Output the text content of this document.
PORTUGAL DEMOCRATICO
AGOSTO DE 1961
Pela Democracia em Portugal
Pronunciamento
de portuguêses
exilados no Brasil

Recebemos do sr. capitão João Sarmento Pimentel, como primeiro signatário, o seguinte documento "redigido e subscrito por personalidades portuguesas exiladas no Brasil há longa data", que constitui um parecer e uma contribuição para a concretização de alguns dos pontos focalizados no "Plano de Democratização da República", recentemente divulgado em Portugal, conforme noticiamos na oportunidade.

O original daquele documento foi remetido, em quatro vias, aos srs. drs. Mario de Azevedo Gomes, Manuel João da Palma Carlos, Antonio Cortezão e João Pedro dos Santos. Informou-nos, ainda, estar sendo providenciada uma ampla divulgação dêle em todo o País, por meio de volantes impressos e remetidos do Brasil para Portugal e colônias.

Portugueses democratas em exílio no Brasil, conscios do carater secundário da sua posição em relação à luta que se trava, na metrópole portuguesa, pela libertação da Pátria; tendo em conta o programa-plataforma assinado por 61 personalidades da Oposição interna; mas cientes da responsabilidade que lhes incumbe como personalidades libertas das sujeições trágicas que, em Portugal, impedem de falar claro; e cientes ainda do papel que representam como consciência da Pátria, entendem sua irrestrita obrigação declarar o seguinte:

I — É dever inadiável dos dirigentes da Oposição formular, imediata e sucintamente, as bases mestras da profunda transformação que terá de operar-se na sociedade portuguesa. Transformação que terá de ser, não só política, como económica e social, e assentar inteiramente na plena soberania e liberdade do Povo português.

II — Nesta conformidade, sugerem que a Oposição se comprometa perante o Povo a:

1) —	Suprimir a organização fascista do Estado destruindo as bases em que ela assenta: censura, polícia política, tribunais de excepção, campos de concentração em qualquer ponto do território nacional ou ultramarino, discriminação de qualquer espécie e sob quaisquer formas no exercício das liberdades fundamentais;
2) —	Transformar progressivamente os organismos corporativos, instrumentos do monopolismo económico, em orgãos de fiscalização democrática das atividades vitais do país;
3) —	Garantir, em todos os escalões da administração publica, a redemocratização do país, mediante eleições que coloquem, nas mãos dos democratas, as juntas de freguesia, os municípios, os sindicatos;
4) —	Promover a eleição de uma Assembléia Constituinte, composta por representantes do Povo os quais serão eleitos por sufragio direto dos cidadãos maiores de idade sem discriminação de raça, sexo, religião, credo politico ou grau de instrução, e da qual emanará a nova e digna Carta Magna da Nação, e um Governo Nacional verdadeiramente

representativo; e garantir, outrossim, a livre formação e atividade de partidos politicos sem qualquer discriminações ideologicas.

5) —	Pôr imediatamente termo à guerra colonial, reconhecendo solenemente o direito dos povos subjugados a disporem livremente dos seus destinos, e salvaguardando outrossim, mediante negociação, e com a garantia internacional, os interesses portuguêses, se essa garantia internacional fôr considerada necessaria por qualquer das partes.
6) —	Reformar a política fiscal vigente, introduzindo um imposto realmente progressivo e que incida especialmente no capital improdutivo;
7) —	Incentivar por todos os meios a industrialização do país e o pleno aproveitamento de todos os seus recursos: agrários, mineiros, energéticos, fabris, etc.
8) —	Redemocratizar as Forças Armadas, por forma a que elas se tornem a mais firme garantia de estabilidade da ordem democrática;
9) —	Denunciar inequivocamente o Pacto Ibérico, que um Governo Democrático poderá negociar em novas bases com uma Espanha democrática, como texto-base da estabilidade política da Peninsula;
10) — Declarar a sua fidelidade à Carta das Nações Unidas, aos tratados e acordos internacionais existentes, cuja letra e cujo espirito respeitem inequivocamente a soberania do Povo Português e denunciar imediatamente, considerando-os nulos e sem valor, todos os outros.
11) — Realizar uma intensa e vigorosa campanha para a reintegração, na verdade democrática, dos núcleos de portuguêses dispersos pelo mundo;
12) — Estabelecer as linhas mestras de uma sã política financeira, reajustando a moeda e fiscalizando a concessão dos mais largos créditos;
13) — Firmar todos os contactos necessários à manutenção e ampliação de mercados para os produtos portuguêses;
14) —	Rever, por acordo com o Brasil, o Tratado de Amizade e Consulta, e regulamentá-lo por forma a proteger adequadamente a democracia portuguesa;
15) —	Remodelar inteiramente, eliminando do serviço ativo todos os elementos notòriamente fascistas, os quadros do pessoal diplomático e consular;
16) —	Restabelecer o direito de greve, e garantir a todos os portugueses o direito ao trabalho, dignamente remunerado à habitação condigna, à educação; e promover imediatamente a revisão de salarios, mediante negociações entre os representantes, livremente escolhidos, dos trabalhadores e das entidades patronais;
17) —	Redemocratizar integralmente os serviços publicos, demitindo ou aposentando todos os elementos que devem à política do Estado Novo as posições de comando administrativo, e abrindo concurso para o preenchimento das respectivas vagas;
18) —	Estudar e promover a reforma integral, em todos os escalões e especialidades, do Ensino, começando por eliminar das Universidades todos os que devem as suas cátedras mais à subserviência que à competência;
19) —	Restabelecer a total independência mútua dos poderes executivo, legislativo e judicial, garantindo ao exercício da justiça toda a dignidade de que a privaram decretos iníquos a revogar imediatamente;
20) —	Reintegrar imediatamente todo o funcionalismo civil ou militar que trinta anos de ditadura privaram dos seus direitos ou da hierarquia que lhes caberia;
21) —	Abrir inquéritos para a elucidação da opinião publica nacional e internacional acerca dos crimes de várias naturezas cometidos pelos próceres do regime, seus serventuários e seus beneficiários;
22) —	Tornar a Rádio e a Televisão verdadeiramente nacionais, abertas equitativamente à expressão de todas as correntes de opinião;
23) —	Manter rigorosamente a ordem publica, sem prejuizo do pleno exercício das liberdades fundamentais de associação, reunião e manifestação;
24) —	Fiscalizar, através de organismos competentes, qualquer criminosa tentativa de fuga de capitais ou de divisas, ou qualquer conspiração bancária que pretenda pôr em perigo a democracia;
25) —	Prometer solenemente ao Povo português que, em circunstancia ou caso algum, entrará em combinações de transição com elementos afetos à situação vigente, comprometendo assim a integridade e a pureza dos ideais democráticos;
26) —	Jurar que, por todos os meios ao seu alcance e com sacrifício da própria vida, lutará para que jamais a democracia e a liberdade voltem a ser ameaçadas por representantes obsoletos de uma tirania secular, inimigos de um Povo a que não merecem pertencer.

====

What the task requires
Return all of the data precisely as it appears.

Task result
Output the text content of this document.
PORTUGAL DEMOCRATICO
AGOSTO DE 1961
Pela Democracia em Portugal
Pronunciamento
de portuguêses
exilados no Brasil

Recebemos do sr. capitão João Sarmento Pimentel, como primeiro signatário, o seguinte documento "redigido e subscrito por personalidades portuguesas exiladas no Brasil há longa data", que constitui um parecer e uma contribuição para a concretização de alguns dos pontos focalizados no "Plano de Democratização da República", recentemente divulgado em Portugal, conforme noticiamos na oportunidade.

O original daquele documento foi remetido, em quatro vias, aos srs. drs. Mario de Azevedo Gomes, Manuel João da Palma Carlos, Antonio Cortezão e João Pedro dos Santos. Informou-nos, ainda, estar sendo providenciada uma ampla divulgação dêle em todo o País, por meio de volantes impressos e remetidos do Brasil para Portugal e colônias.

Portugueses democratas em exílio no Brasil, conscios do carater secundário da sua posição em relação à luta que se trava, na metrópole portuguesa, pela libertação da Pátria; tendo em conta o programa-plataforma assinado por 61 personalidades da Oposição interna; mas cientes da responsabilidade que lhes incumbe como personalidades libertas das sujeições trágicas que, em Portugal, impedem de falar claro; e cientes ainda do papel que representam como consciência da Pátria, entendem sua irrestrita obrigação declarar o seguinte:

I — É dever inadiável dos dirigentes da Oposição formular, imediata e sucintamente, as bases mestras da profunda transformação que terá de operar-se na sociedade portuguesa. Transformação que terá de ser, não só política, como económica e social, e assentar inteiramente na plena soberania e liberdade do Povo português.

II — Nesta conformidade, sugerem que a Oposição se comprometa perante o Povo a:

1) —	Suprimir a organização fascista do Estado destruindo as bases em que ela assenta: censura, polícia política, tribunais de excepção, campos de concentração em qualquer ponto do território nacional ou ultramarino, discriminação de qualquer espécie e sob quaisquer formas no exercício das liberdades fundamentais;
2) —	Transformar progressivamente os organismos corporativos, instrumentos do monopolismo económico, em orgãos de fiscalização democrática das atividades vitais do país;
3) —	Garantir, em todos os escalões da administração publica, a redemocratização do país, mediante eleições que coloquem, nas mãos dos democratas, as juntas de freguesia, os municípios, os sindicatos;
4) —	Promover a eleição de uma Assembléia Constituinte, composta por representantes do Povo os quais serão eleitos por sufragio direto dos cidadãos maiores de idade sem discriminação de raça, sexo, religião, credo politico ou grau de instrução, e da qual emanará a nova e digna Carta Magna da Nação, e um Governo Nacional verdadeiramente

representativo; e garantir, outrossim, a livre formação e atividade de partidos politicos sem qualquer discriminações ideologicas.

5) —	Pôr imediatamente termo à guerra colonial, reconhecendo solenemente o direito dos povos subjugados a disporem livremente dos seus destinos, e salvaguardando outrossim, mediante negociação, e com a garantia internacional, os interesses portuguêses, se essa garantia internacional fôr considerada necessaria por qualquer das partes.
6) —	Reformar a política fiscal vigente, introduzindo um imposto realmente progressivo e que incida especialmente no capital improdutivo;
7) —	Incentivar por todos os meios a industrialização do país e o pleno aproveitamento de todos os seus recursos: agrários, mineiros, energéticos, fabris, etc.
8) —	Redemocratizar as Forças Armadas, por forma a que elas se tornem a mais firme garantia de estabilidade da ordem democrática;
9) —	Denunciar inequivocamente o Pacto Ibérico, que um Governo Democrático poderá negociar em novas bases com uma Espanha democrática, como texto-base da estabilidade política da Peninsula;
10) — Declarar a sua fidelidade à Carta das Nações Unidas, aos tratados e acordos internacionais existentes, cuja letra e cujo espirito respeitem inequivocamente a soberania do Povo Português e denunciar imediatamente, considerando-os nulos e sem valor, todos os outros.
11) — Realizar uma intensa e vigorosa campanha para a reintegração, na verdade democrática, dos núcleos de portuguêses dispersos pelo mundo;
12) — Estabelecer as linhas mestras de uma sã política financeira, reajustando a moeda e fiscalizando a concessão dos mais largos créditos;
13) — Firmar todos os contactos necessários à manutenção e ampliação de mercados para os produtos portuguêses;
14) —	Rever, por acordo com o Brasil, o Tratado de Amizade e Consulta, e regulamentá-lo por forma a proteger adequadamente a democracia portuguesa;
15) —	Remodelar inteiramente, eliminando do serviço ativo todos os elementos notòriamente fascistas, os quadros do pessoal diplomático e consular;
16) —	Restabelecer o direito de greve, e garantir a todos os portugueses o direito ao trabalho, dignamente remunerado à habitação condigna, à educação; e promover imediatamente a revisão de salarios, mediante negociações entre os representantes, livremente escolhidos, dos trabalhadores e das entidades patronais;
17) —	Redemocratizar integralmente os serviços publicos, demitindo ou aposentando todos os elementos que devem à política do Estado Novo as posições de comando administrativo, e abrindo concurso para o preenchimento das respectivas vagas;
18) —	Estudar e promover a reforma integral, em todos os escalões e especialidades, do Ensino, começando por eliminar das Universidades todos os que devem as suas cátedras mais à subserviência que à competência;
19) —	Restabelecer a total independência mútua dos poderes executivo, legislativo e judicial, garantindo ao exercício da justiça toda a dignidade de que a privaram decretos iníquos a revogar imediatamente;
20) —	Reintegrar imediatamente todo o funcionalismo civil ou militar que trinta anos de ditadura privaram dos seus direitos ou da hierarquia que lhes caberia;
21) —	Abrir inquéritos para a elucidação da opinião publica nacional e internacional acerca dos crimes de várias naturezas cometidos pelos próceres do regime, seus serventuários e seus beneficiários;
22) —	Tornar a Rádio e a Televisão verdadeiramente nacionais, abertas equitativamente à expressão de todas as correntes de opinião;
23) —	Manter rigorosamente a ordem publica, sem prejuizo do pleno exercício das liberdades fundamentais de associação, reunião e manifestação;
24) —	Fiscalizar, através de organismos competentes, qualquer criminosa tentativa de fuga de capitais ou de divisas, ou qualquer conspiração bancária que pretenda pôr em perigo a democracia;
25) —	Prometer solenemente ao Povo português que, em circunstancia ou caso algum, entrará em combinações de transição com elementos afetos à situação vigente, comprometendo assim a integridade e a pureza dos ideais democráticos;
26) —	Jurar que, por todos os meios ao seu alcance e com sacrifício da própria vida, lutará para que jamais a democracia e a liberdade voltem a ser ameaçadas por representantes obsoletos de uma tirania secular, inimigos de um Povo a que não merecem pertencer.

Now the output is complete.